### Liste des tâches
1) D'après le texte sur Creole Spirits, qui a imaginé ce projet ?
2) Recopiez le passage du texte sur Creole Spirits situé entre « Creole Spirits est » et « pour compléter l’ensemble. », bornes incluses.

### Texte source
- - -

Creole Spirits est le nouveau projet imaginé par Omar Sosa et Jacques Schwarz-Bart. A l’instar de Jazz Racine Haïti, Creole Spirits s’inspire des avatars de la culture vaudou dans la Caraïbe, en adjoignant à la dimension haïtienne, l’influence de la santeria cubaine. Le résultat est une musique tellurique qui emprunte au sacré comme au jazz et prend littéralement aux tripes. Les deux leaders ont amenés chacun une chanteuse et un percussionniste pour constituer le groupe. Jacques a évidemment fait appel à la lumineuse Moonlight Benjamin ainsi qu’à Claude Saturne, déjà présent dans la formation du Voodoo Jazz trio. De son côté, Omar Sosa ne pouvait pas ne pas convier son véritable alter ego percussionniste, Gustavo Ovalle, compagnon de route du pianiste depuis la nuit des temps. Il a également choisi Martha Galarraga pour compléter l’ensemble.
D’entrée de jeu, entre les deux femmes, s’installe sur scène une nouvelle dimension, tant dans les voix que dans les danses. Les rituels des deux cultures se croisent et se complètent et subjuguent immédiatement le public. Derrière elles, les musiciens ne font pour l’instant qu’accompagner. Puis petit à petit, le pianiste prend les choses en main, avec toute la subtilité et l’élégance dont il sait faire preuve. Dialogue avec le saxophoniste, puis échange extraordinaire avec Gustavo Ovalle aux petites percussions. Un régal. Sur des influences un peu plus latines, le groupe monte en puissance, et Omar Sosa se crée des boucles de piano pour pouvoir lâcher le clavier et venir danser sur le devant de la scène avec Moonlight et Martha, laissant transparaître un plaisir et une joie non feints. A l’écoute, on retrouve çà et là des éléments du Jazz Racine Haïti d’hier, mais qui prennent une dimension encore plus universelle, plongés dans cette toute-culture caribéenne. La transe n’est pas loin, lorsque derrière les chants des deux femmes, les percussionnistes se rejoignent pour frapper sur le sol leurs percussions entre petits tambours et claves.

- - -

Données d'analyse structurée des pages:
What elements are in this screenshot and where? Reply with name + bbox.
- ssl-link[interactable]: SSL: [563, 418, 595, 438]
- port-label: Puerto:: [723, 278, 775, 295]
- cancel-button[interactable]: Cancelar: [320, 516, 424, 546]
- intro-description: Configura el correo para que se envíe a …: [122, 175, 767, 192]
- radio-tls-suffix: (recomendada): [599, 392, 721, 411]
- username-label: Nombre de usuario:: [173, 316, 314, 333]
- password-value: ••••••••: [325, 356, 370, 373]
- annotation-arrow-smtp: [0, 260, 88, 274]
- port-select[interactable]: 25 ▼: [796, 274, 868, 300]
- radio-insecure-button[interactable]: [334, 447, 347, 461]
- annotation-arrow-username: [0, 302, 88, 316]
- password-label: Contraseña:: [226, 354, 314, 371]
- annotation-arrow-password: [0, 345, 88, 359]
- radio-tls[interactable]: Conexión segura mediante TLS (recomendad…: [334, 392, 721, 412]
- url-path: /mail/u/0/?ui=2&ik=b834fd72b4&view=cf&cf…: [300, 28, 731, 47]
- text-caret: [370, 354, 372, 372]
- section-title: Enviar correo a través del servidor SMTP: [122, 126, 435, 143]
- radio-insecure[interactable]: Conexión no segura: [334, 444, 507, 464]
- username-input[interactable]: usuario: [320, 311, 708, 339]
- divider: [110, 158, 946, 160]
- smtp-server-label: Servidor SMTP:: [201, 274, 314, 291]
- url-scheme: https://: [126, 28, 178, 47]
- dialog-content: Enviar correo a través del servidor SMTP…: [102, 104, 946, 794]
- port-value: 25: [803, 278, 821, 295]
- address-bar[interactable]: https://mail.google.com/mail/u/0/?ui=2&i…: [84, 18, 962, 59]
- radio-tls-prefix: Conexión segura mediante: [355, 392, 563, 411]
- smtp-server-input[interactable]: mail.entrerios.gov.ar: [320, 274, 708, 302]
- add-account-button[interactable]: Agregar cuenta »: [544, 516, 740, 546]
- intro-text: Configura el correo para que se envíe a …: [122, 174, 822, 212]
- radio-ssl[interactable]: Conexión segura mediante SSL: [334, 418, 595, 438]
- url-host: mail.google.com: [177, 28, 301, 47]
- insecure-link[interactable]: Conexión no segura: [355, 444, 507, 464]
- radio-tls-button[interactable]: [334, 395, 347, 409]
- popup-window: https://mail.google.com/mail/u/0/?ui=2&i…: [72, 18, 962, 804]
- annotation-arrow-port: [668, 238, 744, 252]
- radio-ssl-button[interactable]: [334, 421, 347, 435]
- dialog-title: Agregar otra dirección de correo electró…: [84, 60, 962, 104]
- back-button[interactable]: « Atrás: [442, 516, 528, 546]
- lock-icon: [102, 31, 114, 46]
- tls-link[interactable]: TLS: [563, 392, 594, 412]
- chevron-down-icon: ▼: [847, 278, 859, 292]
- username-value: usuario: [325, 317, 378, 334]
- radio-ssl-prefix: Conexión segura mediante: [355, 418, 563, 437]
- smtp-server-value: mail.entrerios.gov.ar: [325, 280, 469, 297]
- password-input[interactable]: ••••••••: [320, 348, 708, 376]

- - -

### Corrigé de l'exercice
1) Omar Sosa et Jacques Schwarz-Bart.

2)
Creole Spirits est le nouveau projet imaginé par Omar Sosa et Jacques Schwarz-Bart. A l’instar de Jazz Racine Haïti, Creole Spirits s’inspire des avatars de la culture vaudou dans la Caraïbe, en adjoignant à la dimension haïtienne, l’influence de la santeria cubaine. Le résultat est une musique tellurique qui emprunte au sacré comme au jazz et prend littéralement aux tripes. Les deux leaders ont amenés chacun une chanteuse et un percussionniste pour constituer le groupe. Jacques a évidemment fait appel à la lumineuse Moonlight Benjamin ainsi qu’à Claude Saturne, déjà présent dans la formation du Voodoo Jazz trio. De son côté, Omar Sosa ne pouvait pas ne pas convier son véritable alter ego percussionniste, Gustavo Ovalle, compagnon de route du pianiste depuis la nuit des temps. Il a également choisi Martha Galarraga pour compléter l’ensemble.